▸ **ACTIVITIES**
1 - In the carpal tunnel syndrome text, how wide is the carpal tunnel said to be?
2 - Pick up the text on carpal tunnel syndrome after its final listed health condition and continue it.

#### SELECTED PASSAGE ####

Carpal Tunnel Syndrome
About the width of your thumb, the carpal tunnel is a narrow channel on the palm side of your wrist. The tunnel protects the nerves and the tendons that bend your fingers. Pressure on the nerve can cause pain and weakness in your wrist and hand and numbness or tingling in some of your fingers which can lead to CTS.
Extreme wrist positions, as well as a lot of finger use, especially with a lot of force or vibration (such as holding the steering wheel when driving heavy machinery) can all contribute to CTS.
CTS is common in professions such as assembly line work, particularly meat packing, and jobs requiring the use of hand tools, especially tools that vibrate. Although excessive keyboard and computer use is often associated with CTS, those performing assembly line work can develop CTS as well as those who perform computer work. Some leisure activities can also create CTS, such as sewing, sports such as tennis and golf and playing string instruments such as the violin or guitar.
The following health conditions can also lead to CTS in some individuals:
- Inflammation and swelling of the tendons of the wrist
- Injuries to the wrist (strain, sprain, dislocation, fracture)
- Hormone or metabolic changes (pregnancy, menopause, thyroid imbalance)
- Fluid retention (e.g. during pregnancy)
- Certain medicine use (e.g. steroids)

#### ENTRIES SUPPLIED ####

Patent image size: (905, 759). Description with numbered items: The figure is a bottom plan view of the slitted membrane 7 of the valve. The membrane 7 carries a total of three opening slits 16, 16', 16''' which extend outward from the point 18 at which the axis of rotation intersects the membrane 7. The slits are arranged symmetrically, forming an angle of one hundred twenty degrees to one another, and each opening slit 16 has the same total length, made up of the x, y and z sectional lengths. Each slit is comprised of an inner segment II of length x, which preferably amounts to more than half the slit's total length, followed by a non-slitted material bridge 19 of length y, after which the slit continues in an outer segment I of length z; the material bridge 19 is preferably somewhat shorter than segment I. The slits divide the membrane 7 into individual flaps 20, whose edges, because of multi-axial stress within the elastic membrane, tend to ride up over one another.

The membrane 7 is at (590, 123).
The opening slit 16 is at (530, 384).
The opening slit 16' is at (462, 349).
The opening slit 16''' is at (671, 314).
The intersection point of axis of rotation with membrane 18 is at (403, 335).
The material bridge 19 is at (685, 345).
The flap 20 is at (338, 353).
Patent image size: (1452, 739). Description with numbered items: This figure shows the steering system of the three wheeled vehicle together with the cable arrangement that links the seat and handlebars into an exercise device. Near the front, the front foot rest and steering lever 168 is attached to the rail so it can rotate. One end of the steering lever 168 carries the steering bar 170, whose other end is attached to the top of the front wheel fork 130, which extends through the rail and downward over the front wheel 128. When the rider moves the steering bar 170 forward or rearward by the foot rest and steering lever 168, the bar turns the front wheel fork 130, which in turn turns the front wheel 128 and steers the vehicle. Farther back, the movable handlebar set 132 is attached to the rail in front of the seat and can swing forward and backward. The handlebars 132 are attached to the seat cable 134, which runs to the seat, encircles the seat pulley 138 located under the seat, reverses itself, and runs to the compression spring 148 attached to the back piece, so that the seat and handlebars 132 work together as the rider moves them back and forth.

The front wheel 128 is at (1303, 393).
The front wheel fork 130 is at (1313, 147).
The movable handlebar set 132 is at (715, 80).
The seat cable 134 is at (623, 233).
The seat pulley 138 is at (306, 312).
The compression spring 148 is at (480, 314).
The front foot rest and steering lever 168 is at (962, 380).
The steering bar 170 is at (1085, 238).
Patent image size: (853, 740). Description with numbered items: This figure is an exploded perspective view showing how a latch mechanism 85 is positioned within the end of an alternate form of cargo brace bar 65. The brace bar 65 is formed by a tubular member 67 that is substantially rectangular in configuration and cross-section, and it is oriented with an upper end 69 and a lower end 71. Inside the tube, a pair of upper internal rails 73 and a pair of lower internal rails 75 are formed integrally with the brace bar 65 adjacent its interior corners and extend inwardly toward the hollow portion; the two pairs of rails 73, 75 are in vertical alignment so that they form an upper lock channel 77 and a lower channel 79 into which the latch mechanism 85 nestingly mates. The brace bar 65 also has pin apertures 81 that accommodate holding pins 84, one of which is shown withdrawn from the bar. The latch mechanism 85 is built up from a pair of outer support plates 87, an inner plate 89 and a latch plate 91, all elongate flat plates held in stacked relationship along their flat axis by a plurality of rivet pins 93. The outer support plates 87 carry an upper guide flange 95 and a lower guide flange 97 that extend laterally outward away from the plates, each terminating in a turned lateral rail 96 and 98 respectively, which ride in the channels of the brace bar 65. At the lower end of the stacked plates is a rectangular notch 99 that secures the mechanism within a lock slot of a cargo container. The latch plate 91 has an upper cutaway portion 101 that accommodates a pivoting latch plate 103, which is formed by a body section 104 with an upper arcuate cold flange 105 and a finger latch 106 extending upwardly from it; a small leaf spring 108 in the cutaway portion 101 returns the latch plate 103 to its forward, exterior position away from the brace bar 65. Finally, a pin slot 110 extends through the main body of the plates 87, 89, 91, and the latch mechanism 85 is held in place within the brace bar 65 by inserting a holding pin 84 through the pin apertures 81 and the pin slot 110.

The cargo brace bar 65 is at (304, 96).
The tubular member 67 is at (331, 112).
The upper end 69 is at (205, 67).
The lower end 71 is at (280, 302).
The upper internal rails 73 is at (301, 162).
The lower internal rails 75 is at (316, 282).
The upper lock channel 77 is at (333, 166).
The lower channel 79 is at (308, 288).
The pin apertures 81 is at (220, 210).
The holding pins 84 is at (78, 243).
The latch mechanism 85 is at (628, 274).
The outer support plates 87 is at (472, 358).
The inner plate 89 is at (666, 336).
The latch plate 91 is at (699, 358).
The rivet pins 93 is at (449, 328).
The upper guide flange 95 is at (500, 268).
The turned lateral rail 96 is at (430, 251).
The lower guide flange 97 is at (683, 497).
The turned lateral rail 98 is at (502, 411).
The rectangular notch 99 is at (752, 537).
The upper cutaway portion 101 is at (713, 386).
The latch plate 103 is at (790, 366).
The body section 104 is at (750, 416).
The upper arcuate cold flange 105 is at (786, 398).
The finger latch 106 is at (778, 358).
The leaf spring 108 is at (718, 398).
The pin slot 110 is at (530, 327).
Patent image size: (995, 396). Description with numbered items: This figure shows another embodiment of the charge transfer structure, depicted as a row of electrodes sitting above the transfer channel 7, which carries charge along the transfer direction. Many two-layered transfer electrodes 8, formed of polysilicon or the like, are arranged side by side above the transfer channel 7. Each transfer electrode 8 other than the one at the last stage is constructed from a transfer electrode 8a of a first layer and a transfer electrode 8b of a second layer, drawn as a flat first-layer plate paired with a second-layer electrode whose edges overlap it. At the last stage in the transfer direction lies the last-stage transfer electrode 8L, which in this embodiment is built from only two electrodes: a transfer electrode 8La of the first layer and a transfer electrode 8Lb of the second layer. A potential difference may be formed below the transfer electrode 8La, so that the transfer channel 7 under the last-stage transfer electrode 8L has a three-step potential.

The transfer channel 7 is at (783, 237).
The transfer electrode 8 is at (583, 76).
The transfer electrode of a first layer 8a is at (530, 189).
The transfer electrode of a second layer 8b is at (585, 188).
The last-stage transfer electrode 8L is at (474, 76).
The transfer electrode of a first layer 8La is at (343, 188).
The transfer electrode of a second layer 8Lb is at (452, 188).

####

▸ **ANSWERS FOR EACH ITEM**
1 - About the width of your thumb.

2 -
- Degenerative and rheumatoid arthritis
Signs and Symptoms
CTS usually starts gradually, with symptoms such as burning, tingling, “pins and needles”, or numbness in the palm of the hand and fingers. Often the symptoms are more noticeable during the night and individuals often report being wakened with symptoms. Many people feel the need to “shake out” their hands to try to relieve the symptoms.
As the condition progresses, the symptoms are noticed during the daytime and are often worse when holding items such as a heavy book or a hairbrush. Weakness of the hand and more constant numbness may occur if the pressure on the nerve continues. You may find that you drop objects unexpectedly or have a weakness in your grip. Accurate diagnosis will have to be completed by your local chartered physiotherapist or G.P.
Treatment for CTS can range from physiotherapeutic to surgical intervention.
Physiotherapy Intervention can alleviate the symptoms and help restore normal functioning of the wrist and hands. However in more severe cases, surgical intervention is indicated to relieve carpal tunnel pressure.
Accurate diagnosis will need to be identified by your local Chartered Physiotherapist or G.P.